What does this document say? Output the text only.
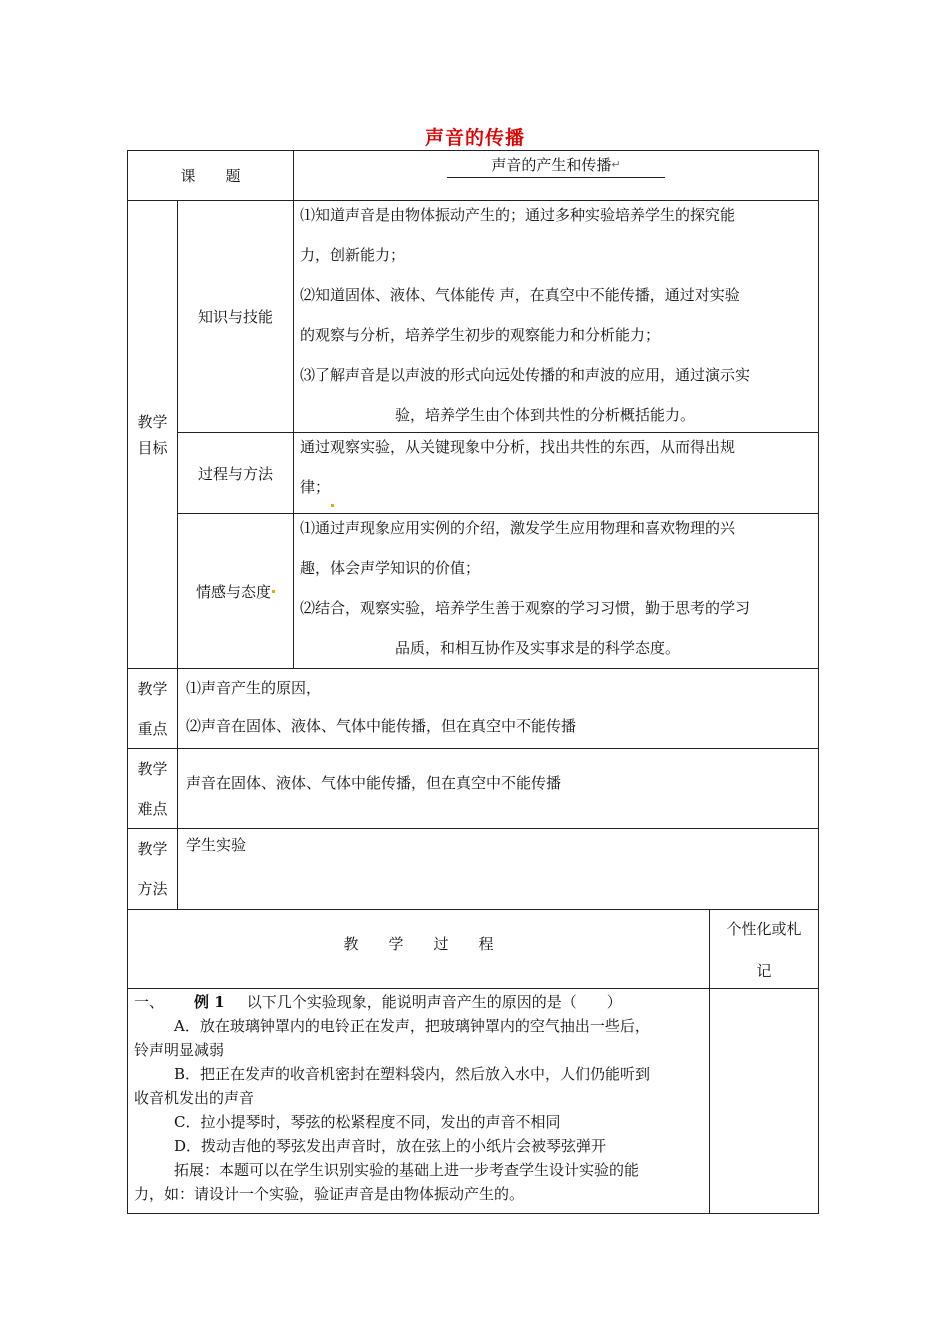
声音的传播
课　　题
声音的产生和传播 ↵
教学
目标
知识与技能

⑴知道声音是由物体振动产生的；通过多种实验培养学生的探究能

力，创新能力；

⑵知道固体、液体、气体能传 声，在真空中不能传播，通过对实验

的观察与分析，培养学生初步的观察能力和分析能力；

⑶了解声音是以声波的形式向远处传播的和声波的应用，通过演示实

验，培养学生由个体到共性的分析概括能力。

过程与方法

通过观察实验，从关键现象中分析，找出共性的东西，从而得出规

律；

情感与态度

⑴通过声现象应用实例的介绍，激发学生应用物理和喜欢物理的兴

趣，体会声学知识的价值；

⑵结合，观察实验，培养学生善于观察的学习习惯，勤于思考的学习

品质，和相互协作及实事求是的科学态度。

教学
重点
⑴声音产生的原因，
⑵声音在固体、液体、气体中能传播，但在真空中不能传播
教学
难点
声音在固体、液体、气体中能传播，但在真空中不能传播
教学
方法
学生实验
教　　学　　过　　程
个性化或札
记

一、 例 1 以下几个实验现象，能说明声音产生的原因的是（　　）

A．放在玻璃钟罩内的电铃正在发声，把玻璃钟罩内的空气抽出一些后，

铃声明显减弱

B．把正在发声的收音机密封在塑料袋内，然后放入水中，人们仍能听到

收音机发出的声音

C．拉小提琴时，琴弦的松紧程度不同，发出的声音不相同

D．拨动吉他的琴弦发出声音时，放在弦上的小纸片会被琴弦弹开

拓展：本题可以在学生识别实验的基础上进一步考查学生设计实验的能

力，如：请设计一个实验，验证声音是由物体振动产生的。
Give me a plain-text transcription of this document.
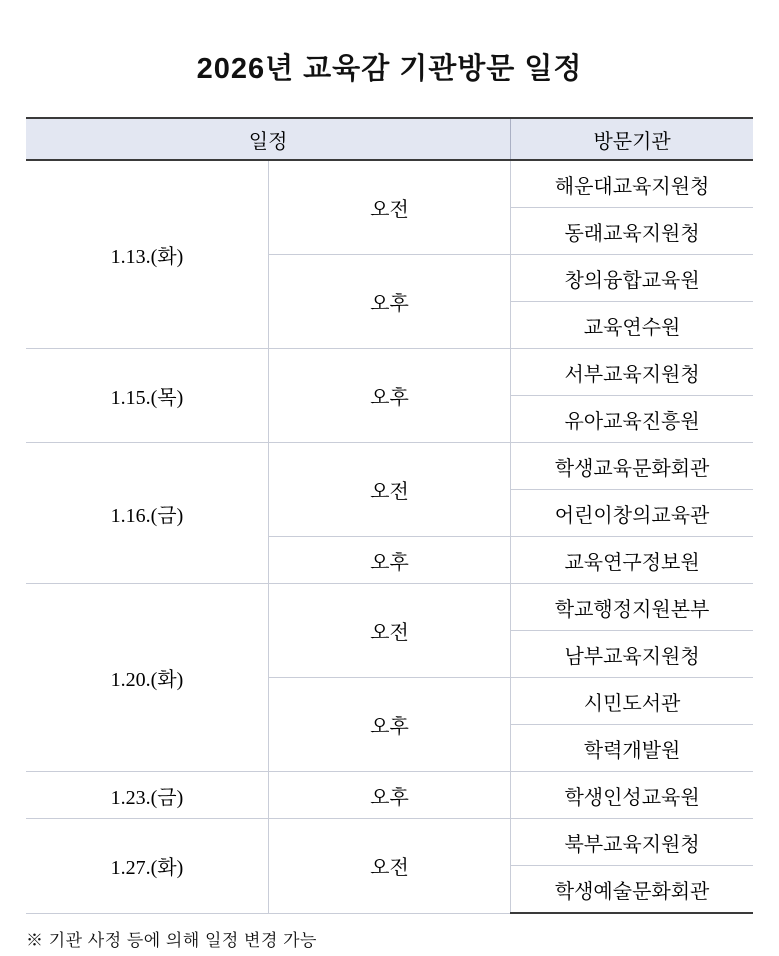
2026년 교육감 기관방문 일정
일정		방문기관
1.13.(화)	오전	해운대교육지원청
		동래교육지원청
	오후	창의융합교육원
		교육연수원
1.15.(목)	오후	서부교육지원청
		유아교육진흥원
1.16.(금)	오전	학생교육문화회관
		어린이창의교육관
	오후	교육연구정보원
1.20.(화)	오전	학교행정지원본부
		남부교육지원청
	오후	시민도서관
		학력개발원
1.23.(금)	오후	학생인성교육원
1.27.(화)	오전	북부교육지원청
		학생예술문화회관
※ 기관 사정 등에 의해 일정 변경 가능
::::::::::
• **Set exercise**:
In the records above, locate each line with the word "document". Copy all such lines.

• **Full solution**:
What does this document say? Output the text only.
Give me a plain-text transcription of this document.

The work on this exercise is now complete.